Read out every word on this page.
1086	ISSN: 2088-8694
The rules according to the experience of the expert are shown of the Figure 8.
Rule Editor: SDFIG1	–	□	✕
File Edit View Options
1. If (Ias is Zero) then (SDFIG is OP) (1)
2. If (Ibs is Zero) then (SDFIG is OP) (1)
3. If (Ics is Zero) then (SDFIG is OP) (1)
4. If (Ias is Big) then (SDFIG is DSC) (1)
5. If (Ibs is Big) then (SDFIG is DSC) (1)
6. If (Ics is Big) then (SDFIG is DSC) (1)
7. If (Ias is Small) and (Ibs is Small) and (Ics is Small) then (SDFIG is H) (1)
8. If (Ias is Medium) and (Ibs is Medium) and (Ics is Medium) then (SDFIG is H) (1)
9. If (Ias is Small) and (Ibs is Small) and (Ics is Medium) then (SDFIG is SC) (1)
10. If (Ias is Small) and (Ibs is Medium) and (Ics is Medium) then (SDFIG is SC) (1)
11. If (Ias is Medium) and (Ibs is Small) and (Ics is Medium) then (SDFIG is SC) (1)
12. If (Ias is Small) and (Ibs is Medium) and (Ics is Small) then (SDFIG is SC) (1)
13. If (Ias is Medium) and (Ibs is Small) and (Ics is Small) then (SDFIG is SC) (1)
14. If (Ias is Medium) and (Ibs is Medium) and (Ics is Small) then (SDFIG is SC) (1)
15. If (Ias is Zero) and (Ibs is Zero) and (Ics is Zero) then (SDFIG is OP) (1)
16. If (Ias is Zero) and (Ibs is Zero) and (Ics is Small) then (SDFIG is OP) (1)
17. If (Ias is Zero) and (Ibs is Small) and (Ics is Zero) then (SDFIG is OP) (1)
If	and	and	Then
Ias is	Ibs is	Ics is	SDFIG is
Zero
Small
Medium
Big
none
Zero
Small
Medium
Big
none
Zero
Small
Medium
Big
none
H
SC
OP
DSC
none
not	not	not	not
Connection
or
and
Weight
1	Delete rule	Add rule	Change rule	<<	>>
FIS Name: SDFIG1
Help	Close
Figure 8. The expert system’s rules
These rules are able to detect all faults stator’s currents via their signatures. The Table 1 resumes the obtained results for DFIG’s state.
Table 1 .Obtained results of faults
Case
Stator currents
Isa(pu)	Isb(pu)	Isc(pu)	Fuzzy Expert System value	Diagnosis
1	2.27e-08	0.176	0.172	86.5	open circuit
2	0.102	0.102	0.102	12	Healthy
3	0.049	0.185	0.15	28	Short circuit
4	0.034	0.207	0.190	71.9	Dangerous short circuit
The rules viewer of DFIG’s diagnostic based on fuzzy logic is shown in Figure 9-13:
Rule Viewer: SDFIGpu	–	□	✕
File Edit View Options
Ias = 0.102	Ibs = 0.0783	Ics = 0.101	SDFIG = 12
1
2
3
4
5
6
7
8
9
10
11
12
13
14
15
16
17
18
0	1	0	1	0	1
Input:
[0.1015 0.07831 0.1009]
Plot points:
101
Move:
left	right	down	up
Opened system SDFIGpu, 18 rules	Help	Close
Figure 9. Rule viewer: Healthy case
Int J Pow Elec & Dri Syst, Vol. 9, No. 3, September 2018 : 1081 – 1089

→ **TASK INSTRUCTIONS**:
Search the records for the word "Healthy". Copy every line that has it.

→ **OUTPUT FOR THIS EXERCISE**:
2	0.102	0.102	0.102	12	Healthy
Figure 9. Rule viewer: Healthy case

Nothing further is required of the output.